Please retype the data in full and exactly; the pictures are not part of the copy.

** Begin Provided information **

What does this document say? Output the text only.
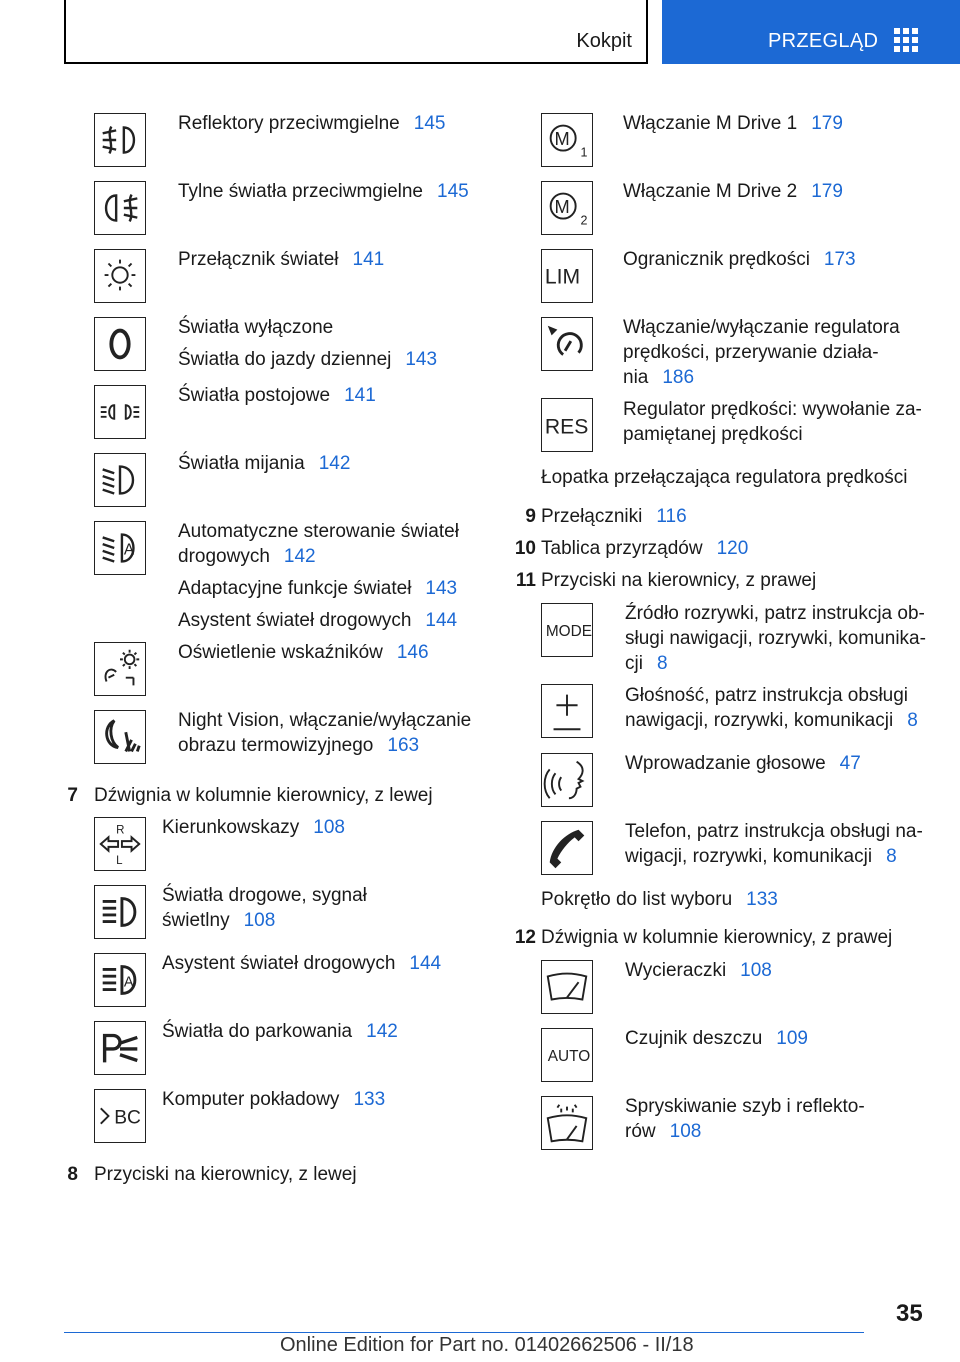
Kokpit	PRZEGLĄD
Reflektory przeciwmgielne 145
Tylne światła przeciwmgielne 145
Przełącznik świateł 141
Światła wyłączone
Światła do jazdy dziennej 143
Światła postojowe 141
Światła mijania 142
A
Automatyczne sterowanie świateł
drogowych 142
Adaptacyjne funkcje świateł 143
Asystent świateł drogowych 144
Oświetlenie wskaźników 146
Night Vision, włączanie/wyłączanie
obrazu termowizyjnego 163
7 Dźwignia w kolumnie kierownicy, z lewej
R
L
Kierunkowskazy 108
Światła drogowe, sygnał
świetlny 108
A
Asystent świateł drogowych 144
Światła do parkowania 142
BC
Komputer pokładowy 133
8 Przyciski na kierownicy, z lewej
M
1
Włączanie M Drive 1 179
M
2
Włączanie M Drive 2 179
LIM
Ogranicznik prędkości 173
Włączanie/wyłączanie regulatora
prędkości, przerywanie działa-
nia 186
RES
Regulator prędkości: wywołanie za-
pamiętanej prędkości
Łopatka przełączająca regulatora prędkości
9 Przełączniki 116
10 Tablica przyrządów 120
11 Przyciski na kierownicy, z prawej
MODE
Źródło rozrywki, patrz instrukcja ob-
sługi nawigacji, rozrywki, komunika-
cji 8
Głośność, patrz instrukcja obsługi
nawigacji, rozrywki, komunikacji 8
Wprowadzanie głosowe 47
Telefon, patrz instrukcja obsługi na-
wigacji, rozrywki, komunikacji 8
Pokrętło do list wyboru 133
12 Dźwignia w kolumnie kierownicy, z prawej
Wycieraczki 108
AUTO
Czujnik deszczu 109
Spryskiwanie szyb i reflekto-
rów 108
35
Online Edition for Part no. 01402662506 - II/18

** End Provided information **

- **Final result**
What does this document say? Output the text only.
Kokpit	PRZEGLĄD
Reflektory przeciwmgielne 145
Tylne światła przeciwmgielne 145
Przełącznik świateł 141
Światła wyłączone
Światła do jazdy dziennej 143
Światła postojowe 141
Światła mijania 142
A
Automatyczne sterowanie świateł
drogowych 142
Adaptacyjne funkcje świateł 143
Asystent świateł drogowych 144
Oświetlenie wskaźników 146
Night Vision, włączanie/wyłączanie
obrazu termowizyjnego 163
7 Dźwignia w kolumnie kierownicy, z lewej
R
L
Kierunkowskazy 108
Światła drogowe, sygnał
świetlny 108
A
Asystent świateł drogowych 144
Światła do parkowania 142
BC
Komputer pokładowy 133
8 Przyciski na kierownicy, z lewej
M
1
Włączanie M Drive 1 179
M
2
Włączanie M Drive 2 179
LIM
Ogranicznik prędkości 173
Włączanie/wyłączanie regulatora
prędkości, przerywanie działa-
nia 186
RES
Regulator prędkości: wywołanie za-
pamiętanej prędkości
Łopatka przełączająca regulatora prędkości
9 Przełączniki 116
10 Tablica przyrządów 120
11 Przyciski na kierownicy, z prawej
MODE
Źródło rozrywki, patrz instrukcja ob-
sługi nawigacji, rozrywki, komunika-
cji 8
Głośność, patrz instrukcja obsługi
nawigacji, rozrywki, komunikacji 8
Wprowadzanie głosowe 47
Telefon, patrz instrukcja obsługi na-
wigacji, rozrywki, komunikacji 8
Pokrętło do list wyboru 133
12 Dźwignia w kolumnie kierownicy, z prawej
Wycieraczki 108
AUTO
Czujnik deszczu 109
Spryskiwanie szyb i reflekto-
rów 108
35
Online Edition for Part no. 01402662506 - II/18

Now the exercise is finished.